The set valid_blocks: Set<Block> can be computed by recursively adding every block b1 to it for which there exists a block b0 in valid_blocks and b0 witnesses b1 with some subset votes of the received votes.

What to vote for

In general, a node votes for blocks that are admissible after current ones, and that are closer to what the node itself is observing. E.g. if it lost a connection, it will remove that node from current blocks and vote for the results.

At the same time, it votes for neighbouring blocks that it has already verified as valid: the horizontal witnessing of neighbours is complementary to the vertical witnessing of admissible successors, so that together they define a web of trust linking the blocks of the whole network together in a way that can be used both for proving facts about the network’s history and validating messages.

Adding nodes

For every current block b0 containing our own name but missing the name of a node that should be added, vote with from == b0 for a block with b0.version + 1 and with name in addition to b0.members. Nodes that should be added are candidates that passed our resource proof within the last 60 seconds (Add rule).

The weight of name is according to Node Ageing, i.e. 0 for a newly added node and a + 1 for a relocated node that previously had age a.
----
**Direction A:** In the passage on block voting, what weight does a relocated node that previously had age a receive?
**Direction B:** Resume the passage on block voting from the point where it stops.

Dataset items:
----
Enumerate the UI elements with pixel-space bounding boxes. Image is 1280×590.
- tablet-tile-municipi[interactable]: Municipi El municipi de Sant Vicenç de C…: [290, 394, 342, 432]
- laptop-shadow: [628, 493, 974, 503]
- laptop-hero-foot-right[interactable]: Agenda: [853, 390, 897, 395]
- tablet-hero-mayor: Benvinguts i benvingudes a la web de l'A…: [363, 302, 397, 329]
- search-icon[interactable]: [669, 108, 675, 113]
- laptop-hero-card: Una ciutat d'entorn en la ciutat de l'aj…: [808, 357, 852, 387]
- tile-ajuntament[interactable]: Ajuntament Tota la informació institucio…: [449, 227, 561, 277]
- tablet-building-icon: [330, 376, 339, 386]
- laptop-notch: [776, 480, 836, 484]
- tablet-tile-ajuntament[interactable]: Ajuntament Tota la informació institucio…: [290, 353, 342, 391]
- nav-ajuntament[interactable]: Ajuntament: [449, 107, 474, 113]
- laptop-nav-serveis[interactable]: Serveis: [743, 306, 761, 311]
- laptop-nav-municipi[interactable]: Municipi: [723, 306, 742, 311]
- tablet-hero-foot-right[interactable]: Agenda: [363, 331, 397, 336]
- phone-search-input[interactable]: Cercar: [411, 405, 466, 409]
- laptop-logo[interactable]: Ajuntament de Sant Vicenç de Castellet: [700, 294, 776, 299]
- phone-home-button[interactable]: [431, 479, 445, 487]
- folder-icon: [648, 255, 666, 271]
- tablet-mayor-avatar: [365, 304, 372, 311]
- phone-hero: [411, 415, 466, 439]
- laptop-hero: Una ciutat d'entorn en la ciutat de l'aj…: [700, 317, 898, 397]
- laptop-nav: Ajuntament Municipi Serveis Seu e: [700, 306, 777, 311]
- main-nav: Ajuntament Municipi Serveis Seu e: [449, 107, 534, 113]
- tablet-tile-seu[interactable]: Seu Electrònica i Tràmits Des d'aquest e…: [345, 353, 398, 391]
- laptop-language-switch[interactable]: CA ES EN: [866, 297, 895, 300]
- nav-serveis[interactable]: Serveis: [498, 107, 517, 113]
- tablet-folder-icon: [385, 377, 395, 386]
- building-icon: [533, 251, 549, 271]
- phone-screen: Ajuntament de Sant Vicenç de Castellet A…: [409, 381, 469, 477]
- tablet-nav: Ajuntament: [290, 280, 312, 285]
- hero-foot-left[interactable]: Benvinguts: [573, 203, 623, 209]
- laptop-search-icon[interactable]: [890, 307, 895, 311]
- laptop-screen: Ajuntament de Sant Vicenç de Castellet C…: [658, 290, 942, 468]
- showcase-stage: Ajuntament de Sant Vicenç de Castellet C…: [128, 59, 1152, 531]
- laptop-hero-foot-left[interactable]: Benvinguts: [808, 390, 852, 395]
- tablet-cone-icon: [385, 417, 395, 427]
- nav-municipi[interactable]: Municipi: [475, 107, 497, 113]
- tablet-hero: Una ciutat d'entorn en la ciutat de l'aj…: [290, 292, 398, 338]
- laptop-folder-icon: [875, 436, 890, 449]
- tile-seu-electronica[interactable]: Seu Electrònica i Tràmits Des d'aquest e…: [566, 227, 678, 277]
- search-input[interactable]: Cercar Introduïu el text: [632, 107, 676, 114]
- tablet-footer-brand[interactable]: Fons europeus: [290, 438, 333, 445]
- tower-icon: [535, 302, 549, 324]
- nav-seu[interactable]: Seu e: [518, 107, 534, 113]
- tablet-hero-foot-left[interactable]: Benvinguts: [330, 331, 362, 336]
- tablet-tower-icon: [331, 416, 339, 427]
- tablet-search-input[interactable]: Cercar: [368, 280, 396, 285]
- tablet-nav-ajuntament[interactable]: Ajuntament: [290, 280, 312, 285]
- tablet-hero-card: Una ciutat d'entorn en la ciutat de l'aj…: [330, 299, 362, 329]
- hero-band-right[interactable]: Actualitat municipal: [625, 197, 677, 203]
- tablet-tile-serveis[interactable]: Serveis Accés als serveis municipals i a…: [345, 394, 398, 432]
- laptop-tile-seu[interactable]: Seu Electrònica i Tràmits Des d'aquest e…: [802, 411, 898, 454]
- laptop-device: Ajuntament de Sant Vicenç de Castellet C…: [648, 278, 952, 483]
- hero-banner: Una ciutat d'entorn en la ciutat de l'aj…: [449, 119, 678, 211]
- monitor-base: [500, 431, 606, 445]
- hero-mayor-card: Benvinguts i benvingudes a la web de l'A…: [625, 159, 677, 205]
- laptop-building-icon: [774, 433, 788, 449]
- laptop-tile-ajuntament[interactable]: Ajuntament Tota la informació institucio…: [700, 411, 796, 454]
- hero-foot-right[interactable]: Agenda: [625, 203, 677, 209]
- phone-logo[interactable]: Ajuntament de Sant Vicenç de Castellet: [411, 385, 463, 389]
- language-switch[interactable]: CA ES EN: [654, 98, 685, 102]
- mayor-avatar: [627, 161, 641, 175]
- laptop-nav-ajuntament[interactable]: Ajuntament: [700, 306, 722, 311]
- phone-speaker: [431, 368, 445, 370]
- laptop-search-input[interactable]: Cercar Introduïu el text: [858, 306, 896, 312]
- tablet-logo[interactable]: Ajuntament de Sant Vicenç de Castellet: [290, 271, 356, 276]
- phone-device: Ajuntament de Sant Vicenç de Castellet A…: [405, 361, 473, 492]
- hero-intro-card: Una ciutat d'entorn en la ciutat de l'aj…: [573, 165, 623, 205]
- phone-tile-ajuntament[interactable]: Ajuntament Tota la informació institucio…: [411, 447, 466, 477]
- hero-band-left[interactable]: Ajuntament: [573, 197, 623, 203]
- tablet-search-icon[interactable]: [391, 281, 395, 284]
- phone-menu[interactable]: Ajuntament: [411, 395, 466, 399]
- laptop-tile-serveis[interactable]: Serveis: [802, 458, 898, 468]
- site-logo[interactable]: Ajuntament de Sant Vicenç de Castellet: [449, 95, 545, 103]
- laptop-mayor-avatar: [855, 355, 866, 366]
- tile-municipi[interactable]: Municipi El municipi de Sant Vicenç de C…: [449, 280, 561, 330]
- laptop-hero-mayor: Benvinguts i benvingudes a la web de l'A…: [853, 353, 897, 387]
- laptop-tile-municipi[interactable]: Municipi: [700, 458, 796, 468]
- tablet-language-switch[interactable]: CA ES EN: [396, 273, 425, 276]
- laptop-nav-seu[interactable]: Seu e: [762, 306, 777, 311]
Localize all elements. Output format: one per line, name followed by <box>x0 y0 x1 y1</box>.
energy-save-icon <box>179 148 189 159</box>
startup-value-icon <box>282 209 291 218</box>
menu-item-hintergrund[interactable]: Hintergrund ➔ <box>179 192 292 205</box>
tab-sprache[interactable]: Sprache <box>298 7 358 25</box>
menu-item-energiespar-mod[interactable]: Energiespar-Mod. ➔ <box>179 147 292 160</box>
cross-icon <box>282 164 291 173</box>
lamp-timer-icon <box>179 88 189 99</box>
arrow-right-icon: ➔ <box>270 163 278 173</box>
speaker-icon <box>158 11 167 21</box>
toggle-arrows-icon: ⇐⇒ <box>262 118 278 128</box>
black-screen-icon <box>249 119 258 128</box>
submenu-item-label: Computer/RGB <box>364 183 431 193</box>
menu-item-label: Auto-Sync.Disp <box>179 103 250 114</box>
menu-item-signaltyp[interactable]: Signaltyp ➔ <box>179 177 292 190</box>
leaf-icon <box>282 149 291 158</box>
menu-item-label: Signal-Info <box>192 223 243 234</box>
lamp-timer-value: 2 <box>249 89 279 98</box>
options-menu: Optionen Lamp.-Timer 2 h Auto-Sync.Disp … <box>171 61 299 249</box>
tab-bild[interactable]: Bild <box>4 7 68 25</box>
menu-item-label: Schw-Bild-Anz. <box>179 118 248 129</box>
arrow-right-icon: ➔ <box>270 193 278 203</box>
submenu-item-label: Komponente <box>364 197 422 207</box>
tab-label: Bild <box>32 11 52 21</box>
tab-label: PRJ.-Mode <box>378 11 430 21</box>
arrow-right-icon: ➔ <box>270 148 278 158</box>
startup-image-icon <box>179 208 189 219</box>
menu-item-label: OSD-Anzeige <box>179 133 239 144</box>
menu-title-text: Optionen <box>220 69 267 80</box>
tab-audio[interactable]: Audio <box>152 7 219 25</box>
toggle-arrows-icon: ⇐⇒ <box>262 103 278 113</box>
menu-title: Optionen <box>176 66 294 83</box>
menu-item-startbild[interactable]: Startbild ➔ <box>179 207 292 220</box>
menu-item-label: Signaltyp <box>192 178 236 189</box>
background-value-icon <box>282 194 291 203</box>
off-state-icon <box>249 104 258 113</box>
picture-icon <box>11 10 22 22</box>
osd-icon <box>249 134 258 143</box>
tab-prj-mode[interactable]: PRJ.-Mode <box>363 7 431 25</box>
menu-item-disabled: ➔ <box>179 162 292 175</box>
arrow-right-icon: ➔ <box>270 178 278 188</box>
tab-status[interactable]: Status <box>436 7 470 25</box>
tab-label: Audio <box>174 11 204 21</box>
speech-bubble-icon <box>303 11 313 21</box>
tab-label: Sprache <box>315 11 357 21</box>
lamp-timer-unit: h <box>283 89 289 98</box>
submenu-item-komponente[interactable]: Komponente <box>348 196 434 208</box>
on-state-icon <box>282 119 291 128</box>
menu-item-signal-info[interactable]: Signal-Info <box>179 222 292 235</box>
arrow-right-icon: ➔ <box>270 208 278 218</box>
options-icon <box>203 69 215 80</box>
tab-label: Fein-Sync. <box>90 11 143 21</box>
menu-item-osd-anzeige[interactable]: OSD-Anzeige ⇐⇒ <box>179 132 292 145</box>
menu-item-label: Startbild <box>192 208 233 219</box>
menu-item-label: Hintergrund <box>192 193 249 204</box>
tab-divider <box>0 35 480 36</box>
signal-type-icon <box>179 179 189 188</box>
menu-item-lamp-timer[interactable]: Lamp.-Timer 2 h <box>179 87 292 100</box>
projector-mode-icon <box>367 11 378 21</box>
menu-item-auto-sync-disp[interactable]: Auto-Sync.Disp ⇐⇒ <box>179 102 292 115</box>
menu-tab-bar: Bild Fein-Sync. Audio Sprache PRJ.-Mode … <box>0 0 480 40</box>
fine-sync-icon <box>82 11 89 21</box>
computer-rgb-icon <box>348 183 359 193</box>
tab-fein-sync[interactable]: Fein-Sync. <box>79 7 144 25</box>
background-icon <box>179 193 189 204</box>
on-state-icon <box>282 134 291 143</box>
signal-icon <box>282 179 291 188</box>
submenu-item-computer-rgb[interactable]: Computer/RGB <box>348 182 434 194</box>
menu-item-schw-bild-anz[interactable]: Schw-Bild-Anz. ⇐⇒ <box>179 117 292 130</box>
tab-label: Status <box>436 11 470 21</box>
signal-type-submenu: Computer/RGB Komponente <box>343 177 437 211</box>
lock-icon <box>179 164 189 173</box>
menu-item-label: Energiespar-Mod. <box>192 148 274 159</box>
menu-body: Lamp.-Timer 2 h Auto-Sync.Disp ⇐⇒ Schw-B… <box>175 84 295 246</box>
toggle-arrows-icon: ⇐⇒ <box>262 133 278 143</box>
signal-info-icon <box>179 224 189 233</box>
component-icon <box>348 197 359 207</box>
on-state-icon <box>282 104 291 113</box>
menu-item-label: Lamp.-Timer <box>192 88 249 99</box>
----
**Task result A:** It receives a weight of a + 1.

**Task result B:**
Removing nodes

For every node name that should be removed, and for every current block b0 containing both name and ourselves, vote for a block with b0.version + 1 and b0.members without name, using from == b0. Nodes that should be removed are:

nodes that have disconnected from us and we haven’t managed to reconnect or establish a tunnel to yet, and (RmDc rule), and
nodes that sent us malformed or inherently invalid messages or where we strongly suspect malicious behaviour (RmFail rule).
The details about what constitutes malicious behaviour need to be worked out in detail and are only partly related to this proposal.

Splitting

For every current block b containing our name, let b0 and b1 be blocks with b.version + 1 , the children of b.prefix and the corresponding subsets of s.members.

If b0, b1 and all current blocks whose prefixes are siblings of ancestors of b0.prefix have at least MIN_SECTION_SIZE + SPLIT_BUFFER members, vote for b0 and b1 with from == s (Split rule).

Merging

For every current block b0 containing our name, and every current block b1 such that b0.prefix and b1.prefix are siblings, if at least one of the following conditions is satisfied, vote for b with from == b0, where b.prefix == b0.prefix.popped(), b.members is the union of b0.members and b1.members and b.version is max(b0.version, b1.version) + 1:

b0, b1 or any current sibling of any ancestor of b0.prefix has fewer than MIN_SECTION_SIZE members (Merge rule),
or we disconnected from too many members of b0, b1 or any current sibling of any ancestor of b0.prefix, so that the ones we are still connected to don’t have a quorum (ForceMerge rule).

Neighbouring sections

For every current block b1 whose prefix doesn’t match our own name, and every current block b0 containing our own name, vote for b1 with from == b0 (Neighbour rule).

This is to witness all neighbouring sections, and it replaces the section list cache.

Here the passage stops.